» Exercise directions
Restate the entries below verbatim.

[Collected data]
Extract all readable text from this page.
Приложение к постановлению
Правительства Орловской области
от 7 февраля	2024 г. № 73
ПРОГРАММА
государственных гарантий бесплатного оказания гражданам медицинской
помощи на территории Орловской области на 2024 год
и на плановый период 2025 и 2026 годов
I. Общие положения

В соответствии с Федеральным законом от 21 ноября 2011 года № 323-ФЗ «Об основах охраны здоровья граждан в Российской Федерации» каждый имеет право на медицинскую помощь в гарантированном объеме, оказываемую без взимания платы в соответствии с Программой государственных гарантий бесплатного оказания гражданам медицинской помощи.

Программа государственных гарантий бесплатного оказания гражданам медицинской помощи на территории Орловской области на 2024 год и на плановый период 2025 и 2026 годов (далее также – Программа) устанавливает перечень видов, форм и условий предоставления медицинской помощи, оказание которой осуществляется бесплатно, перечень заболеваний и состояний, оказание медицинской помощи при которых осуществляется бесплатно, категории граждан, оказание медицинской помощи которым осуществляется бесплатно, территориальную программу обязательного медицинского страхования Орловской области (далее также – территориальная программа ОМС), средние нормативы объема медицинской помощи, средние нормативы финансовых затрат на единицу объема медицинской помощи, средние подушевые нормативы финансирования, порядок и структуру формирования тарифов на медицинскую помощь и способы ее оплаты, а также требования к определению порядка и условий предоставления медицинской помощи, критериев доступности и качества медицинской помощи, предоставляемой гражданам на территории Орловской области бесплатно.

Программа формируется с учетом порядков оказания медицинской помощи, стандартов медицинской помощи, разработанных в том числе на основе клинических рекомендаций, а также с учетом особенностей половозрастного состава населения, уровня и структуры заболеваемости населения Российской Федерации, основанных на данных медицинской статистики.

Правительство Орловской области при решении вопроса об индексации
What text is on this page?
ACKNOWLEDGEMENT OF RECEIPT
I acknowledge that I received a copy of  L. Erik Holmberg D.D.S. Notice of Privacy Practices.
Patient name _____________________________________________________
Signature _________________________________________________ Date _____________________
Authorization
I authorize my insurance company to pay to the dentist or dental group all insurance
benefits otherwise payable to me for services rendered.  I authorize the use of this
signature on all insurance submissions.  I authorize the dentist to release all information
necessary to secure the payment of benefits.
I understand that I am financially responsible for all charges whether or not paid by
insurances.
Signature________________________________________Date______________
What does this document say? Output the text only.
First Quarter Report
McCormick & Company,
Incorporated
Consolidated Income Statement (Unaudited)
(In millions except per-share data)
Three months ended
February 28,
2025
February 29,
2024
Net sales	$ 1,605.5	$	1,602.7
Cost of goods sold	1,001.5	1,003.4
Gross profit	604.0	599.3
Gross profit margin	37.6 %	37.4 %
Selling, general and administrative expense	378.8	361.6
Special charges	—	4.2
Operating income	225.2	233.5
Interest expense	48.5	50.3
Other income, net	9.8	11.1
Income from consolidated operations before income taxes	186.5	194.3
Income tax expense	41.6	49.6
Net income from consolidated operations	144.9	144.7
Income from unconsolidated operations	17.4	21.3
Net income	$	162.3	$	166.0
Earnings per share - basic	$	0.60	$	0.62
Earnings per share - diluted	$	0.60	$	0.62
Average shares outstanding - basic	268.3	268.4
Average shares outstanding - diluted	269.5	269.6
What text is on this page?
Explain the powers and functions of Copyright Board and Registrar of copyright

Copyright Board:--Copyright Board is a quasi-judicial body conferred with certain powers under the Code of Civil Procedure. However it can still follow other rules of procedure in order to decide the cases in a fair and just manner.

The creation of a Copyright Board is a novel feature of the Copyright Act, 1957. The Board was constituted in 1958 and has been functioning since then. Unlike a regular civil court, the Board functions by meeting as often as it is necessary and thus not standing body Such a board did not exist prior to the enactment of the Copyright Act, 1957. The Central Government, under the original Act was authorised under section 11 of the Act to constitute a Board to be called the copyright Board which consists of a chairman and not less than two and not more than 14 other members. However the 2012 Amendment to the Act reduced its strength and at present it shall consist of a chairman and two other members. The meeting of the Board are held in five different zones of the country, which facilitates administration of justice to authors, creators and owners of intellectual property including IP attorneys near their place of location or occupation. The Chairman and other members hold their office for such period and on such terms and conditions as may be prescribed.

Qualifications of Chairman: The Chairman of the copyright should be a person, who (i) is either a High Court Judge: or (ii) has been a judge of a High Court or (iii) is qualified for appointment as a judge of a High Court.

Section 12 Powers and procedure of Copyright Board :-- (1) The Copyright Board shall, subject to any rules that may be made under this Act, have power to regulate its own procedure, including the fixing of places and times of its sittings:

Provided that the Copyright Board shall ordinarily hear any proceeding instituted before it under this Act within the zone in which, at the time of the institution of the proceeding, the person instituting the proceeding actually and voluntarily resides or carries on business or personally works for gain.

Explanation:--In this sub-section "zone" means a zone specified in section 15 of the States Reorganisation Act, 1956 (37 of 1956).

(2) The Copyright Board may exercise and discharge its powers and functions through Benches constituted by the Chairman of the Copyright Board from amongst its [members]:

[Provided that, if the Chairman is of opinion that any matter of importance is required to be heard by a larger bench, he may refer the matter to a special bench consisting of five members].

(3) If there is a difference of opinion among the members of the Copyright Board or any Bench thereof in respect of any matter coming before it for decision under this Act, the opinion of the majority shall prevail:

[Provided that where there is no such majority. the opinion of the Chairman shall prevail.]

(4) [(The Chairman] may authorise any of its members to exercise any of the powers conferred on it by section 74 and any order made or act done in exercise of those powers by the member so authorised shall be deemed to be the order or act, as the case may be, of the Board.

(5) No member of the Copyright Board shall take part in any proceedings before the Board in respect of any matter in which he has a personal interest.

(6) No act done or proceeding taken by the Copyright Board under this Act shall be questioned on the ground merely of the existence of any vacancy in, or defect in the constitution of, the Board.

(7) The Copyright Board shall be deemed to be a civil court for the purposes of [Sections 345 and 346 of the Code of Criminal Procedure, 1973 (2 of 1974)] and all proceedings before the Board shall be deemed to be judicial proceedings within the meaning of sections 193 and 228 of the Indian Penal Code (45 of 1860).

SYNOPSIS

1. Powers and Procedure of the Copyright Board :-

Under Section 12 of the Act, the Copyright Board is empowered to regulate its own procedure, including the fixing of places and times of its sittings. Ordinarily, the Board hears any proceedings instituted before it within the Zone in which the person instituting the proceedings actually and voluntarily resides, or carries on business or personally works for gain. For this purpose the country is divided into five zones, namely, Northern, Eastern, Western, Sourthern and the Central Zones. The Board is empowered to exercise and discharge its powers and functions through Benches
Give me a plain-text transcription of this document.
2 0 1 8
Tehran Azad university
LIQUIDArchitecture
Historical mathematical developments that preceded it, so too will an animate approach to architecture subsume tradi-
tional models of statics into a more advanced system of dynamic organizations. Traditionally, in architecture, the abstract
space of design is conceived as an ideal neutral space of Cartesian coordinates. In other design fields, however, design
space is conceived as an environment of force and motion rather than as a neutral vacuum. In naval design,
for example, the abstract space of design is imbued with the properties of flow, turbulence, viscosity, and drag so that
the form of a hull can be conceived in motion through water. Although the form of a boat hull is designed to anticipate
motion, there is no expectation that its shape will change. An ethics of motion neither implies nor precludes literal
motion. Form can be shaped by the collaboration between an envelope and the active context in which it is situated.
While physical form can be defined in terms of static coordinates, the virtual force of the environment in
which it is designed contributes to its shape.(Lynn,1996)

» Answer for the task
Extract all readable text from this page.
Приложение к постановлению
Правительства Орловской области
от 7 февраля	2024 г. № 73
ПРОГРАММА
государственных гарантий бесплатного оказания гражданам медицинской
помощи на территории Орловской области на 2024 год
и на плановый период 2025 и 2026 годов
I. Общие положения

В соответствии с Федеральным законом от 21 ноября 2011 года № 323-ФЗ «Об основах охраны здоровья граждан в Российской Федерации» каждый имеет право на медицинскую помощь в гарантированном объеме, оказываемую без взимания платы в соответствии с Программой государственных гарантий бесплатного оказания гражданам медицинской помощи.

Программа государственных гарантий бесплатного оказания гражданам медицинской помощи на территории Орловской области на 2024 год и на плановый период 2025 и 2026 годов (далее также – Программа) устанавливает перечень видов, форм и условий предоставления медицинской помощи, оказание которой осуществляется бесплатно, перечень заболеваний и состояний, оказание медицинской помощи при которых осуществляется бесплатно, категории граждан, оказание медицинской помощи которым осуществляется бесплатно, территориальную программу обязательного медицинского страхования Орловской области (далее также – территориальная программа ОМС), средние нормативы объема медицинской помощи, средние нормативы финансовых затрат на единицу объема медицинской помощи, средние подушевые нормативы финансирования, порядок и структуру формирования тарифов на медицинскую помощь и способы ее оплаты, а также требования к определению порядка и условий предоставления медицинской помощи, критериев доступности и качества медицинской помощи, предоставляемой гражданам на территории Орловской области бесплатно.

Программа формируется с учетом порядков оказания медицинской помощи, стандартов медицинской помощи, разработанных в том числе на основе клинических рекомендаций, а также с учетом особенностей половозрастного состава населения, уровня и структуры заболеваемости населения Российской Федерации, основанных на данных медицинской статистики.

Правительство Орловской области при решении вопроса об индексации
What text is on this page?
ACKNOWLEDGEMENT OF RECEIPT
I acknowledge that I received a copy of  L. Erik Holmberg D.D.S. Notice of Privacy Practices.
Patient name _____________________________________________________
Signature _________________________________________________ Date _____________________
Authorization
I authorize my insurance company to pay to the dentist or dental group all insurance
benefits otherwise payable to me for services rendered.  I authorize the use of this
signature on all insurance submissions.  I authorize the dentist to release all information
necessary to secure the payment of benefits.
I understand that I am financially responsible for all charges whether or not paid by
insurances.
Signature________________________________________Date______________
What does this document say? Output the text only.
First Quarter Report
McCormick & Company,
Incorporated
Consolidated Income Statement (Unaudited)
(In millions except per-share data)
Three months ended
February 28,
2025
February 29,
2024
Net sales	$ 1,605.5	$	1,602.7
Cost of goods sold	1,001.5	1,003.4
Gross profit	604.0	599.3
Gross profit margin	37.6 %	37.4 %
Selling, general and administrative expense	378.8	361.6
Special charges	—	4.2
Operating income	225.2	233.5
Interest expense	48.5	50.3
Other income, net	9.8	11.1
Income from consolidated operations before income taxes	186.5	194.3
Income tax expense	41.6	49.6
Net income from consolidated operations	144.9	144.7
Income from unconsolidated operations	17.4	21.3
Net income	$	162.3	$	166.0
Earnings per share - basic	$	0.60	$	0.62
Earnings per share - diluted	$	0.60	$	0.62
Average shares outstanding - basic	268.3	268.4
Average shares outstanding - diluted	269.5	269.6
What text is on this page?
Explain the powers and functions of Copyright Board and Registrar of copyright

Copyright Board:--Copyright Board is a quasi-judicial body conferred with certain powers under the Code of Civil Procedure. However it can still follow other rules of procedure in order to decide the cases in a fair and just manner.

The creation of a Copyright Board is a novel feature of the Copyright Act, 1957. The Board was constituted in 1958 and has been functioning since then. Unlike a regular civil court, the Board functions by meeting as often as it is necessary and thus not standing body Such a board did not exist prior to the enactment of the Copyright Act, 1957. The Central Government, under the original Act was authorised under section 11 of the Act to constitute a Board to be called the copyright Board which consists of a chairman and not less than two and not more than 14 other members. However the 2012 Amendment to the Act reduced its strength and at present it shall consist of a chairman and two other members. The meeting of the Board are held in five different zones of the country, which facilitates administration of justice to authors, creators and owners of intellectual property including IP attorneys near their place of location or occupation. The Chairman and other members hold their office for such period and on such terms and conditions as may be prescribed.

Qualifications of Chairman: The Chairman of the copyright should be a person, who (i) is either a High Court Judge: or (ii) has been a judge of a High Court or (iii) is qualified for appointment as a judge of a High Court.

Section 12 Powers and procedure of Copyright Board :-- (1) The Copyright Board shall, subject to any rules that may be made under this Act, have power to regulate its own procedure, including the fixing of places and times of its sittings:

Provided that the Copyright Board shall ordinarily hear any proceeding instituted before it under this Act within the zone in which, at the time of the institution of the proceeding, the person instituting the proceeding actually and voluntarily resides or carries on business or personally works for gain.

Explanation:--In this sub-section "zone" means a zone specified in section 15 of the States Reorganisation Act, 1956 (37 of 1956).

(2) The Copyright Board may exercise and discharge its powers and functions through Benches constituted by the Chairman of the Copyright Board from amongst its [members]:

[Provided that, if the Chairman is of opinion that any matter of importance is required to be heard by a larger bench, he may refer the matter to a special bench consisting of five members].

(3) If there is a difference of opinion among the members of the Copyright Board or any Bench thereof in respect of any matter coming before it for decision under this Act, the opinion of the majority shall prevail:

[Provided that where there is no such majority. the opinion of the Chairman shall prevail.]

(4) [(The Chairman] may authorise any of its members to exercise any of the powers conferred on it by section 74 and any order made or act done in exercise of those powers by the member so authorised shall be deemed to be the order or act, as the case may be, of the Board.

(5) No member of the Copyright Board shall take part in any proceedings before the Board in respect of any matter in which he has a personal interest.

(6) No act done or proceeding taken by the Copyright Board under this Act shall be questioned on the ground merely of the existence of any vacancy in, or defect in the constitution of, the Board.

(7) The Copyright Board shall be deemed to be a civil court for the purposes of [Sections 345 and 346 of the Code of Criminal Procedure, 1973 (2 of 1974)] and all proceedings before the Board shall be deemed to be judicial proceedings within the meaning of sections 193 and 228 of the Indian Penal Code (45 of 1860).

SYNOPSIS

1. Powers and Procedure of the Copyright Board :-

Under Section 12 of the Act, the Copyright Board is empowered to regulate its own procedure, including the fixing of places and times of its sittings. Ordinarily, the Board hears any proceedings instituted before it within the Zone in which the person instituting the proceedings actually and voluntarily resides, or carries on business or personally works for gain. For this purpose the country is divided into five zones, namely, Northern, Eastern, Western, Sourthern and the Central Zones. The Board is empowered to exercise and discharge its powers and functions through Benches
Give me a plain-text transcription of this document.
2 0 1 8
Tehran Azad university
LIQUIDArchitecture
Historical mathematical developments that preceded it, so too will an animate approach to architecture subsume tradi-
tional models of statics into a more advanced system of dynamic organizations. Traditionally, in architecture, the abstract
space of design is conceived as an ideal neutral space of Cartesian coordinates. In other design fields, however, design
space is conceived as an environment of force and motion rather than as a neutral vacuum. In naval design,
for example, the abstract space of design is imbued with the properties of flow, turbulence, viscosity, and drag so that
the form of a hull can be conceived in motion through water. Although the form of a boat hull is designed to anticipate
motion, there is no expectation that its shape will change. An ethics of motion neither implies nor precludes literal
motion. Form can be shaped by the collaboration between an envelope and the active context in which it is situated.
While physical form can be defined in terms of static coordinates, the virtual force of the environment in
which it is designed contributes to its shape.(Lynn,1996)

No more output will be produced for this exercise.